WORK INSTRUCTIONS: Go through the listing and copy every line word for word.

DATA FOR THIS TASK:
************

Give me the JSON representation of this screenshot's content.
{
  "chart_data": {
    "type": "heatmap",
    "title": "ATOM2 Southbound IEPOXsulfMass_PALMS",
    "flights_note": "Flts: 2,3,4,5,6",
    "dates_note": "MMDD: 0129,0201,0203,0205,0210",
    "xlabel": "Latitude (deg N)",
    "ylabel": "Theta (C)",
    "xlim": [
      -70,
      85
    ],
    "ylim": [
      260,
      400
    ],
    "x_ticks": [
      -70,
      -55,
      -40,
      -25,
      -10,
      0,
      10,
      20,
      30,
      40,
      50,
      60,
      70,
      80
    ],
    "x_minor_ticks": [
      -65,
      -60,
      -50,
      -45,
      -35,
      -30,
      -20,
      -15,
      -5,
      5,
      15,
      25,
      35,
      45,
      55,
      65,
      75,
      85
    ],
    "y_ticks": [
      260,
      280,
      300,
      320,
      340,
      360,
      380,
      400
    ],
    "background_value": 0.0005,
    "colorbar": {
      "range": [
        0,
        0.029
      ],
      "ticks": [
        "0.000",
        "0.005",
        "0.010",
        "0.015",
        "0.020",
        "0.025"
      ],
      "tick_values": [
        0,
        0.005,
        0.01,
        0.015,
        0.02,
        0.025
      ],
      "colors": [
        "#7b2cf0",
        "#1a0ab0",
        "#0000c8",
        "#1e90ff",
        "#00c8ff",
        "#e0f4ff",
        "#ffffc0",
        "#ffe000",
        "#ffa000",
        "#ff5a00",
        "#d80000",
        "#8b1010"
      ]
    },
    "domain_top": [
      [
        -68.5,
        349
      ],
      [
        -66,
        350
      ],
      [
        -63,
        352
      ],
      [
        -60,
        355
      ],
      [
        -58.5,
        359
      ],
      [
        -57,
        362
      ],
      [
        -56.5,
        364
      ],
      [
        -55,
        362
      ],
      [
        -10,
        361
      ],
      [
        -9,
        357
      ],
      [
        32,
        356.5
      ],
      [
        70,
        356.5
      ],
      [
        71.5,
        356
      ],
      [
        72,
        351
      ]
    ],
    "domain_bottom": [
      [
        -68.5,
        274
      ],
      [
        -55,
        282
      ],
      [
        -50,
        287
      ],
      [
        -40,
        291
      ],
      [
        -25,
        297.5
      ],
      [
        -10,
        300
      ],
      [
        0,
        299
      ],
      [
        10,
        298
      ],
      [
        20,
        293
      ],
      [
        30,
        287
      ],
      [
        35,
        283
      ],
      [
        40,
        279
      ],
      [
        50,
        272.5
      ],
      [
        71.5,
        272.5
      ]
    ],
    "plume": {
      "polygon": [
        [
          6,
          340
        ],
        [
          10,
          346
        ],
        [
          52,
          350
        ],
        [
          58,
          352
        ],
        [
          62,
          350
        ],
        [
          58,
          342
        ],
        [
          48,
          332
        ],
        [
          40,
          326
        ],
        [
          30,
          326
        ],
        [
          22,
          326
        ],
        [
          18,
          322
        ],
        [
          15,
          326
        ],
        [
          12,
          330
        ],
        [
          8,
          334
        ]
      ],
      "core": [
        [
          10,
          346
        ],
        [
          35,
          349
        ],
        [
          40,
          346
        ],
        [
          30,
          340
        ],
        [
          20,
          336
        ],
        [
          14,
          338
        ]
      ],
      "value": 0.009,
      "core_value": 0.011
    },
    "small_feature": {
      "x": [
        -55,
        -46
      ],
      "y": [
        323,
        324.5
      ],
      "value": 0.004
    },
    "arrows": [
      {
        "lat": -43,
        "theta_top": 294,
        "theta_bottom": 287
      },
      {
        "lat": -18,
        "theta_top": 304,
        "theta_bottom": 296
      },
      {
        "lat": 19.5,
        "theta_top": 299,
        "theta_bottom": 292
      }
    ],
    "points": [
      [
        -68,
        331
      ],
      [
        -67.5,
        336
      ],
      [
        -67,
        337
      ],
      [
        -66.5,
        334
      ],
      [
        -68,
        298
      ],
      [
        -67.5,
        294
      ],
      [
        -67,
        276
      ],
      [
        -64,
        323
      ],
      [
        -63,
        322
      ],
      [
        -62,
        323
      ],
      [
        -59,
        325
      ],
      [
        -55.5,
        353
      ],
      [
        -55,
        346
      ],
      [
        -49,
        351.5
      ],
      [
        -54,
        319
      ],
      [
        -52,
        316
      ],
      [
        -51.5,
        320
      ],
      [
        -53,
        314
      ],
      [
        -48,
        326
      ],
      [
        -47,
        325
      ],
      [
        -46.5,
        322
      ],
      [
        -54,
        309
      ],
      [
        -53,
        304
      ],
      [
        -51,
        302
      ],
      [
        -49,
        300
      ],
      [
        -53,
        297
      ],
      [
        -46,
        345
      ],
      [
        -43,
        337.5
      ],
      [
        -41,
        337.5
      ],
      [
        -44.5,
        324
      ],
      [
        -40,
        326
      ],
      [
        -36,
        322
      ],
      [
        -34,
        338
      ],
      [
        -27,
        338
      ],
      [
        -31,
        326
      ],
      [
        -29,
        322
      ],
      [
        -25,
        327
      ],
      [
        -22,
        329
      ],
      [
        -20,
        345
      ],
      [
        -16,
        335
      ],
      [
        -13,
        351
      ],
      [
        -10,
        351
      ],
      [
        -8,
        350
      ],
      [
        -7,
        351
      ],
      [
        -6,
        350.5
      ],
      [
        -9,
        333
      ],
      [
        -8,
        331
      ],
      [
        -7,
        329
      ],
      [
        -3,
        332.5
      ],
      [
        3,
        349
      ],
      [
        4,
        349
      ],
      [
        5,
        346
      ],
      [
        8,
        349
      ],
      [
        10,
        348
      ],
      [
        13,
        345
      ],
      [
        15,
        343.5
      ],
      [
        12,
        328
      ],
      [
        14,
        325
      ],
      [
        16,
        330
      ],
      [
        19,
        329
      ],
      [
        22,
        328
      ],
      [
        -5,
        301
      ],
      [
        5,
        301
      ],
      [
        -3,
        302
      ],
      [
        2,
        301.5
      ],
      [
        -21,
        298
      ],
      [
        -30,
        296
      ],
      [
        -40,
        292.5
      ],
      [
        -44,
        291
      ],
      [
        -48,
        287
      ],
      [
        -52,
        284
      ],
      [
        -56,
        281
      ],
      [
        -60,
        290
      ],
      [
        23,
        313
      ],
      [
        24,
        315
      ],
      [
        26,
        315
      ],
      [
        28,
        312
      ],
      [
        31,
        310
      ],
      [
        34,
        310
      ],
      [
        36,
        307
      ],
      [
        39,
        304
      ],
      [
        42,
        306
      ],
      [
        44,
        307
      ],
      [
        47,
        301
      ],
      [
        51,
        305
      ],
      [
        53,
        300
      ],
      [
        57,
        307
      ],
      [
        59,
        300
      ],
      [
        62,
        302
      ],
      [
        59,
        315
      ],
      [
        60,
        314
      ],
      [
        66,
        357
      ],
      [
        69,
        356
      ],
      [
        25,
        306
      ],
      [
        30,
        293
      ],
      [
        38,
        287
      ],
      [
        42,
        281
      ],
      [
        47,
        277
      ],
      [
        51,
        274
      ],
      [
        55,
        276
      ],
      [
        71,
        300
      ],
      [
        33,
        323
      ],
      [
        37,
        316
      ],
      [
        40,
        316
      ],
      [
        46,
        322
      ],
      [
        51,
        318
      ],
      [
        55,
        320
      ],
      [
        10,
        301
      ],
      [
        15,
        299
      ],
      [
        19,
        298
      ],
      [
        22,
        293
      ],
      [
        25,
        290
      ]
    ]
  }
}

************

ANSWER TO THE EXERCISE:
Give me the JSON representation of this screenshot's content.
{
  "chart_data": {
    "type": "heatmap",
    "title": "ATOM2 Southbound IEPOXsulfMass_PALMS",
    "flights_note": "Flts: 2,3,4,5,6",
    "dates_note": "MMDD: 0129,0201,0203,0205,0210",
    "xlabel": "Latitude (deg N)",
    "ylabel": "Theta (C)",
    "xlim": [
      -70,
      85
    ],
    "ylim": [
      260,
      400
    ],
    "x_ticks": [
      -70,
      -55,
      -40,
      -25,
      -10,
      0,
      10,
      20,
      30,
      40,
      50,
      60,
      70,
      80
    ],
    "x_minor_ticks": [
      -65,
      -60,
      -50,
      -45,
      -35,
      -30,
      -20,
      -15,
      -5,
      5,
      15,
      25,
      35,
      45,
      55,
      65,
      75,
      85
    ],
    "y_ticks": [
      260,
      280,
      300,
      320,
      340,
      360,
      380,
      400
    ],
    "background_value": 0.0005,
    "colorbar": {
      "range": [
        0,
        0.029
      ],
      "ticks": [
        "0.000",
        "0.005",
        "0.010",
        "0.015",
        "0.020",
        "0.025"
      ],
      "tick_values": [
        0,
        0.005,
        0.01,
        0.015,
        0.02,
        0.025
      ],
      "colors": [
        "#7b2cf0",
        "#1a0ab0",
        "#0000c8",
        "#1e90ff",
        "#00c8ff",
        "#e0f4ff",
        "#ffffc0",
        "#ffe000",
        "#ffa000",
        "#ff5a00",
        "#d80000",
        "#8b1010"
      ]
    },
    "domain_top": [
      [
        -68.5,
        349
      ],
      [
        -66,
        350
      ],
      [
        -63,
        352
      ],
      [
        -60,
        355
      ],
      [
        -58.5,
        359
      ],
      [
        -57,
        362
      ],
      [
        -56.5,
        364
      ],
      [
        -55,
        362
      ],
      [
        -10,
        361
      ],
      [
        -9,
        357
      ],
      [
        32,
        356.5
      ],
      [
        70,
        356.5
      ],
      [
        71.5,
        356
      ],
      [
        72,
        351
      ]
    ],
    "domain_bottom": [
      [
        -68.5,
        274
      ],
      [
        -55,
        282
      ],
      [
        -50,
        287
      ],
      [
        -40,
        291
      ],
      [
        -25,
        297.5
      ],
      [
        -10,
        300
      ],
      [
        0,
        299
      ],
      [
        10,
        298
      ],
      [
        20,
        293
      ],
      [
        30,
        287
      ],
      [
        35,
        283
      ],
      [
        40,
        279
      ],
      [
        50,
        272.5
      ],
      [
        71.5,
        272.5
      ]
    ],
    "plume": {
      "polygon": [
        [
          6,
          340
        ],
        [
          10,
          346
        ],
        [
          52,
          350
        ],
        [
          58,
          352
        ],
        [
          62,
          350
        ],
        [
          58,
          342
        ],
        [
          48,
          332
        ],
        [
          40,
          326
        ],
        [
          30,
          326
        ],
        [
          22,
          326
        ],
        [
          18,
          322
        ],
        [
          15,
          326
        ],
        [
          12,
          330
        ],
        [
          8,
          334
        ]
      ],
      "core": [
        [
          10,
          346
        ],
        [
          35,
          349
        ],
        [
          40,
          346
        ],
        [
          30,
          340
        ],
        [
          20,
          336
        ],
        [
          14,
          338
        ]
      ],
      "value": 0.009,
      "core_value": 0.011
    },
    "small_feature": {
      "x": [
        -55,
        -46
      ],
      "y": [
        323,
        324.5
      ],
      "value": 0.004
    },
    "arrows": [
      {
        "lat": -43,
        "theta_top": 294,
        "theta_bottom": 287
      },
      {
        "lat": -18,
        "theta_top": 304,
        "theta_bottom": 296
      },
      {
        "lat": 19.5,
        "theta_top": 299,
        "theta_bottom": 292
      }
    ],
    "points": [
      [
        -68,
        331
      ],
      [
        -67.5,
        336
      ],
      [
        -67,
        337
      ],
      [
        -66.5,
        334
      ],
      [
        -68,
        298
      ],
      [
        -67.5,
        294
      ],
      [
        -67,
        276
      ],
      [
        -64,
        323
      ],
      [
        -63,
        322
      ],
      [
        -62,
        323
      ],
      [
        -59,
        325
      ],
      [
        -55.5,
        353
      ],
      [
        -55,
        346
      ],
      [
        -49,
        351.5
      ],
      [
        -54,
        319
      ],
      [
        -52,
        316
      ],
      [
        -51.5,
        320
      ],
      [
        -53,
        314
      ],
      [
        -48,
        326
      ],
      [
        -47,
        325
      ],
      [
        -46.5,
        322
      ],
      [
        -54,
        309
      ],
      [
        -53,
        304
      ],
      [
        -51,
        302
      ],
      [
        -49,
        300
      ],
      [
        -53,
        297
      ],
      [
        -46,
        345
      ],
      [
        -43,
        337.5
      ],
      [
        -41,
        337.5
      ],
      [
        -44.5,
        324
      ],
      [
        -40,
        326
      ],
      [
        -36,
        322
      ],
      [
        -34,
        338
      ],
      [
        -27,
        338
      ],
      [
        -31,
        326
      ],
      [
        -29,
        322
      ],
      [
        -25,
        327
      ],
      [
        -22,
        329
      ],
      [
        -20,
        345
      ],
      [
        -16,
        335
      ],
      [
        -13,
        351
      ],
      [
        -10,
        351
      ],
      [
        -8,
        350
      ],
      [
        -7,
        351
      ],
      [
        -6,
        350.5
      ],
      [
        -9,
        333
      ],
      [
        -8,
        331
      ],
      [
        -7,
        329
      ],
      [
        -3,
        332.5
      ],
      [
        3,
        349
      ],
      [
        4,
        349
      ],
      [
        5,
        346
      ],
      [
        8,
        349
      ],
      [
        10,
        348
      ],
      [
        13,
        345
      ],
      [
        15,
        343.5
      ],
      [
        12,
        328
      ],
      [
        14,
        325
      ],
      [
        16,
        330
      ],
      [
        19,
        329
      ],
      [
        22,
        328
      ],
      [
        -5,
        301
      ],
      [
        5,
        301
      ],
      [
        -3,
        302
      ],
      [
        2,
        301.5
      ],
      [
        -21,
        298
      ],
      [
        -30,
        296
      ],
      [
        -40,
        292.5
      ],
      [
        -44,
        291
      ],
      [
        -48,
        287
      ],
      [
        -52,
        284
      ],
      [
        -56,
        281
      ],
      [
        -60,
        290
      ],
      [
        23,
        313
      ],
      [
        24,
        315
      ],
      [
        26,
        315
      ],
      [
        28,
        312
      ],
      [
        31,
        310
      ],
      [
        34,
        310
      ],
      [
        36,
        307
      ],
      [
        39,
        304
      ],
      [
        42,
        306
      ],
      [
        44,
        307
      ],
      [
        47,
        301
      ],
      [
        51,
        305
      ],
      [
        53,
        300
      ],
      [
        57,
        307
      ],
      [
        59,
        300
      ],
      [
        62,
        302
      ],
      [
        59,
        315
      ],
      [
        60,
        314
      ],
      [
        66,
        357
      ],
      [
        69,
        356
      ],
      [
        25,
        306
      ],
      [
        30,
        293
      ],
      [
        38,
        287
      ],
      [
        42,
        281
      ],
      [
        47,
        277
      ],
      [
        51,
        274
      ],
      [
        55,
        276
      ],
      [
        71,
        300
      ],
      [
        33,
        323
      ],
      [
        37,
        316
      ],
      [
        40,
        316
      ],
      [
        46,
        322
      ],
      [
        51,
        318
      ],
      [
        55,
        320
      ],
      [
        10,
        301
      ],
      [
        15,
        299
      ],
      [
        19,
        298
      ],
      [
        22,
        293
      ],
      [
        25,
        290
      ]
    ]
  }
}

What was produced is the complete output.